### [GIVEN PROBLEM]
Take from the listing each line that has the string "Request".

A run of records
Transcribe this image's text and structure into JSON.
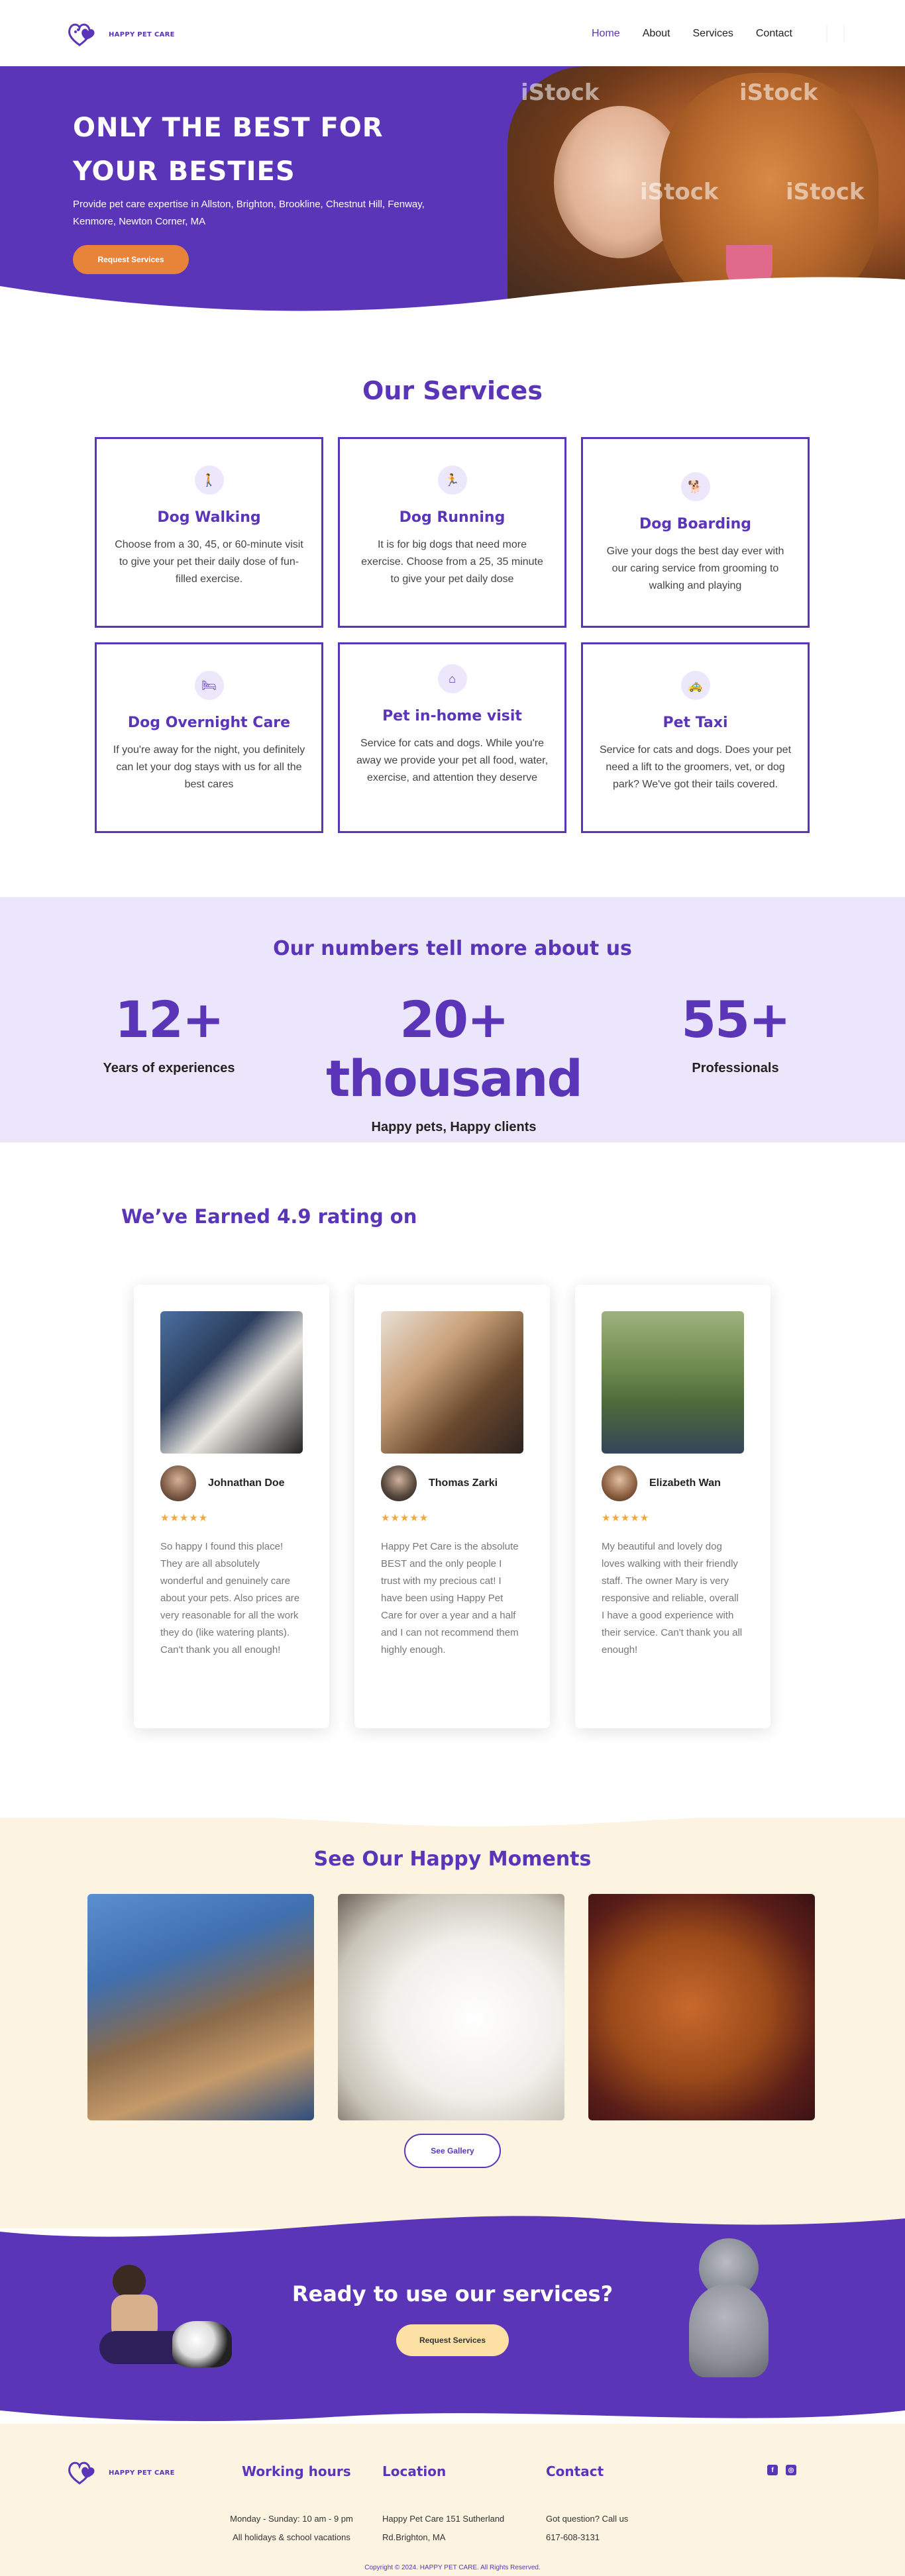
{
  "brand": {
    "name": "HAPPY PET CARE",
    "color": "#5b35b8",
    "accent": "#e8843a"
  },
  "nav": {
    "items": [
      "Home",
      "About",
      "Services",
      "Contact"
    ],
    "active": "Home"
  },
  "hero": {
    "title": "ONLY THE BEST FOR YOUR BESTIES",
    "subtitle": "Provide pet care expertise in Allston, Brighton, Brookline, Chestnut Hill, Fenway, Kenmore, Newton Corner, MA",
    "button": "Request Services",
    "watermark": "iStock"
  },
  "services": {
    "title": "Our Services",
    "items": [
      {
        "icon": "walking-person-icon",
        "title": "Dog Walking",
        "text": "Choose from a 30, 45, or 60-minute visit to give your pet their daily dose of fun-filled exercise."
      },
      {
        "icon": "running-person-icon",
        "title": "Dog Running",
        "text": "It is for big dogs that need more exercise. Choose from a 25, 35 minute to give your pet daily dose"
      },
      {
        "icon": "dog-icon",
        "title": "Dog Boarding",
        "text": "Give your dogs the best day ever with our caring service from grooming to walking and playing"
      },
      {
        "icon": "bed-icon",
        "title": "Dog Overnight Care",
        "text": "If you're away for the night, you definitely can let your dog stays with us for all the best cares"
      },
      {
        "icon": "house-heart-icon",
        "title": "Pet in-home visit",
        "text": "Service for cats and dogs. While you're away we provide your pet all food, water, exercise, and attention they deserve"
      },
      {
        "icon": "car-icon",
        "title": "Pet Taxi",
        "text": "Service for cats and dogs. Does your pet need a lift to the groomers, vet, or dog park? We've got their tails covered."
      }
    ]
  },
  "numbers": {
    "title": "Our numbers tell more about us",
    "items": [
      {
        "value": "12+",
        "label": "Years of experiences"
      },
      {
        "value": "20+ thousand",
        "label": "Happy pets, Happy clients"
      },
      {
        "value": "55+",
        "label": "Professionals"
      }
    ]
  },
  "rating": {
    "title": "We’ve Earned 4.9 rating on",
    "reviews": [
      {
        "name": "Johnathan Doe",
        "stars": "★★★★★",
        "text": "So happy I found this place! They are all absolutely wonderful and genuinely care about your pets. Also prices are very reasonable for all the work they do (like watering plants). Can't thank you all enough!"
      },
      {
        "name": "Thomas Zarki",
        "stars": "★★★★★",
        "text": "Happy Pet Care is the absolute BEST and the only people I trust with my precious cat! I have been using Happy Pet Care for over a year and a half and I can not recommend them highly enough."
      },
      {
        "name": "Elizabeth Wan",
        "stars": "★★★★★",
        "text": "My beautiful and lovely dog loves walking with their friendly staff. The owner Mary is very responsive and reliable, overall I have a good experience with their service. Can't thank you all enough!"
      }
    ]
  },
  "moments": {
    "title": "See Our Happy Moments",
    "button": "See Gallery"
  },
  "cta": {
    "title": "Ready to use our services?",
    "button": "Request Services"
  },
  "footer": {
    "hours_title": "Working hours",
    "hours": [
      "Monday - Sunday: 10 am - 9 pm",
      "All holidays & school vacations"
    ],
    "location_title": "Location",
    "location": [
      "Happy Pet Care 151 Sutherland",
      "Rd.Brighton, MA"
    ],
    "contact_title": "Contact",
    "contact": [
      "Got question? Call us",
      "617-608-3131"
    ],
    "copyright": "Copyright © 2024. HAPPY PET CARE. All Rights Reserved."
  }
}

### [WRITTEN SOLUTION]
    "button": "Request Services",
    "button": "Request Services"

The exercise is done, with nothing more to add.